STATED PROBLEM: Scan the entries below. List each line with "Office".

++++ ENTRIES SHOWN ++++

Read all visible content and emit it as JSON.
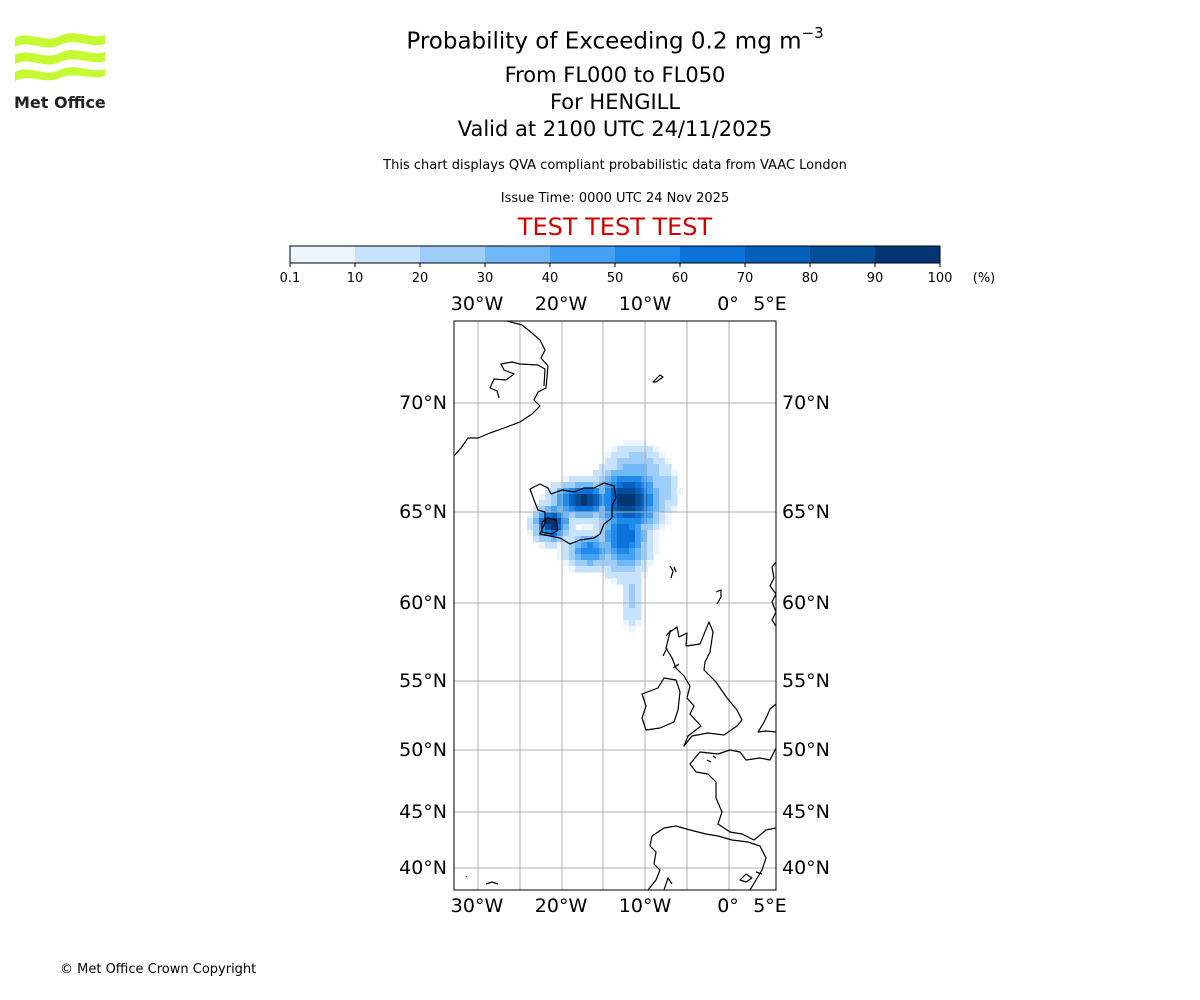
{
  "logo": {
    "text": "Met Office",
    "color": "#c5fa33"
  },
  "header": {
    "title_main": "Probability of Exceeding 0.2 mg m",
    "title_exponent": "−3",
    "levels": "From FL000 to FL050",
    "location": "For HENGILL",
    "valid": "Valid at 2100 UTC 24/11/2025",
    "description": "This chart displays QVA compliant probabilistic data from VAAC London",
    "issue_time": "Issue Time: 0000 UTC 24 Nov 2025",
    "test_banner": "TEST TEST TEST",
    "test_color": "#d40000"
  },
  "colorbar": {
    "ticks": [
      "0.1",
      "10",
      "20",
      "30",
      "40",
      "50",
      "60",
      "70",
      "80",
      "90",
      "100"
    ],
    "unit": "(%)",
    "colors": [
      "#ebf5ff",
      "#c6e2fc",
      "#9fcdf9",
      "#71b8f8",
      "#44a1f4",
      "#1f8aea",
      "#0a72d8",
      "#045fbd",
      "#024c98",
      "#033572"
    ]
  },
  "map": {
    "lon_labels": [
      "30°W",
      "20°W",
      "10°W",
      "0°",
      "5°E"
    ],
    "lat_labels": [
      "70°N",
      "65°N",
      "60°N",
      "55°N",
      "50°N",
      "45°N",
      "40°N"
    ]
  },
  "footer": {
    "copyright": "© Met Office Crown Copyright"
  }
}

++++

PROBLEM SOLUTION:
    "text": "Met Office",
    "copyright": "© Met Office Crown Copyright"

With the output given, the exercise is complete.